* **EXCERPTED TEXT**
======
You are way to early to detect a heartbeat. Even though sometimes it is detected, at 6 weeks your baby is only 0.3 cm. Take a ruler out and see how tiny that it. It is so easy to miss the heartbeat. Hang in there. Time will tell what is going on. I don't know why doctors tell women this so early in their pregnancies and scare them half to death. I personally wouldn't believe any diagnosis until later weeks. Visit this web-site for some encouraging stories while you wait this out.
I was wondering about your sister. The two children that she has now did not show their heartbeats until 9 weeks? I have a friend who had this happen to her. I get so many questions about this and refer my friends case. I'm glad to hear more stories like this. Especially in light of so many doctors telling patients that a heartbeat should be seen by 5 weeks. It just isn't the norm.
Just wanted to check in. I had my second ultrasound today (7 weeks 2 days along), and the sac looked the same as it did when I first posted my message. The doctor said it was a blighted ovum, and would miscarry. He was very gentle about it. I am very upset, needless to say. We can try IVF again in another 2 months, which we will definitely do. I am heartbroken about losing this one, but I know deep in my heart it was God's will. I prayed every day for this baby to be healthy, and am still having a hard time believing this is for the best. I can't lose my faith, since that is what is keeping me moving every day of this whole journey. Please pray for me to have the strength to get through this, and that our next round is successful. In a way, I can't believe I even got pregnant after the first IVF, so I guess I don't realistically know how I was expecting to feel. Just wanted to update you all, since you have been so good about sharing your stories with me.
======
* **RECORDED INFORMATION**
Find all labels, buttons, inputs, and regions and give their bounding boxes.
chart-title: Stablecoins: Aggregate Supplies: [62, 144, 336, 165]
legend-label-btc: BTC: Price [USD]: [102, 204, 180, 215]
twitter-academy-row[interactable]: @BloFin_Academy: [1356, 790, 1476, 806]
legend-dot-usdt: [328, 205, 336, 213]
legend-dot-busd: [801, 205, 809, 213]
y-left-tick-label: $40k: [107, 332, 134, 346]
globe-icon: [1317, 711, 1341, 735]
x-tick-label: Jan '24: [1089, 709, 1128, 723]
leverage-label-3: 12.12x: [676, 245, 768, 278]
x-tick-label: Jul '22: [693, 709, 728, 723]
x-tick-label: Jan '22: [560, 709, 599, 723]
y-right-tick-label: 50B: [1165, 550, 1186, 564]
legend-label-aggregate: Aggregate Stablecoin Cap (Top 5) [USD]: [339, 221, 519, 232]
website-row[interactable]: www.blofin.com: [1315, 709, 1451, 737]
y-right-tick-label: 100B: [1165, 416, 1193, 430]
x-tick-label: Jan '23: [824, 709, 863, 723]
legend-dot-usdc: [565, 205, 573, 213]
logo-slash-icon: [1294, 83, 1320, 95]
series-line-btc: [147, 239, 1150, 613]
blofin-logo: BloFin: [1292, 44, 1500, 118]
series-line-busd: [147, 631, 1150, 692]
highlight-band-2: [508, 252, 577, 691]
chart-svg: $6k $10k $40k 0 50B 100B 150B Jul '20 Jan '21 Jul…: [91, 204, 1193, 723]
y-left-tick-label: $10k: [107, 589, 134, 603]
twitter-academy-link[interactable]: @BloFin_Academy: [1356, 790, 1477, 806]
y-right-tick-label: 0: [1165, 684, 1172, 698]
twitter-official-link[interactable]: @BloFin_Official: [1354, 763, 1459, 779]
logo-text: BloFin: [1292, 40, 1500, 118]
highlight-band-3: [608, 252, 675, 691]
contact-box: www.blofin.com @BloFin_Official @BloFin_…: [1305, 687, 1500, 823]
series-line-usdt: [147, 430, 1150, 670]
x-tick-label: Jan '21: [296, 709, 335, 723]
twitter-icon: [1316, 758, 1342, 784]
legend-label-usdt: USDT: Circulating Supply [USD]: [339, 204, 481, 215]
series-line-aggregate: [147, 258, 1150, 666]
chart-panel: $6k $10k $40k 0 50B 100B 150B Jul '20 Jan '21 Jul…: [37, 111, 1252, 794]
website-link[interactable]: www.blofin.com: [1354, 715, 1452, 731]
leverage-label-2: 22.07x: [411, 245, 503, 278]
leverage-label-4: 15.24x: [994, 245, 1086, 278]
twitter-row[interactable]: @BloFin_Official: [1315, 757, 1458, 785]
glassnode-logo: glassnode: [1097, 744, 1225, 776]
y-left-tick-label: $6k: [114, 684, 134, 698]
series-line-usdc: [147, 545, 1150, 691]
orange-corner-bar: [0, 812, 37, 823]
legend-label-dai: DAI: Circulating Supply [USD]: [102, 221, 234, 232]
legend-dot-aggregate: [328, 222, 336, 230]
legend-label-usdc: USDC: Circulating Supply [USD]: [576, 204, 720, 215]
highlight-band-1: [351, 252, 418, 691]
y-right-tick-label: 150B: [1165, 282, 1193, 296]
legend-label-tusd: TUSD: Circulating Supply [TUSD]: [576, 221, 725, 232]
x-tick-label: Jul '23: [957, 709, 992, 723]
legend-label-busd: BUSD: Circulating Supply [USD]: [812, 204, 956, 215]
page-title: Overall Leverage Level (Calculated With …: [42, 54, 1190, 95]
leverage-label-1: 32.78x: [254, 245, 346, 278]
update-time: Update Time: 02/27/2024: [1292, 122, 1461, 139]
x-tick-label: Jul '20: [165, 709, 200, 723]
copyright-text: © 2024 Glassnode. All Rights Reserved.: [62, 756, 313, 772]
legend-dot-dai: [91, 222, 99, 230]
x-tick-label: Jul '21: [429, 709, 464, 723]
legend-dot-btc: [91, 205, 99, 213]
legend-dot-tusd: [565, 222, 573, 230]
======
* **TASK ITEM A**
From the forum posts about early pregnancy, set down the part that opens with the words containing "I was wondering" and closes with "isn't the norm.".
* **TASK ITEM B**
In the forum posts about early pregnancy, what did the doctor say the sac seen at the second ultrasound was?
* **TASK ITEM C**
Extend the forum posts about early pregnancy from where they stop.

* **WRITTEN ANSWER A**
I was wondering about your sister. The two children that she has now did not show their heartbeats until 9 weeks? I have a friend who had this happen to her. I get so many questions about this and refer my friends case. I'm glad to hear more stories like this. Especially in light of so many doctors telling patients that a heartbeat should be seen by 5 weeks. It just isn't the norm.

* **WRITTEN ANSWER B**
A blighted ovum.

* **WRITTEN ANSWER C**
I really feel for you. I hope your diagnosis is better than mine. I know sometimes the doctors and ultrasonographers are wrong, but they seemed pretty sure in my case. Everything I have read indicates that it is very rare for this to happen twice. Please tell me you and DH are going to try again. We can all go through the second try together, and then it will work and we can fight over baby names! :)
I am in the exact same boat as you. I read your original post on the same day I had my U/s and was given the same diagnosis. We were the same week & day. My deepest sympathy to you for your loss. I still have to wait and additional week before my second u/s. It seems so far away and I have no symptoms of miscarraige yet. Like you I try and hold hope for this pregnancy, but it seems unlikely it will work in my favor. I wish you and your spouse the best of luck in your next IVF:)
Sounds great! It was rather spooky to read your post as it was like reading my on bio! I will keep you posted on the results, not until next Thursday. I feel in my heart I know the outcome, and would probably die of cardiac arrest myself if it is different (LOL). Trying to keep my spirits up...but this is my second pregnancy in a year. last year had a tubal that went on for weeks undiagnosed. ended in a methotrexate shot. and this pregnancy was a bit of a suprise, a souvenior(?) from our vacation to Hawaii. SO it was really exciting. I am not giving up yet, will try again.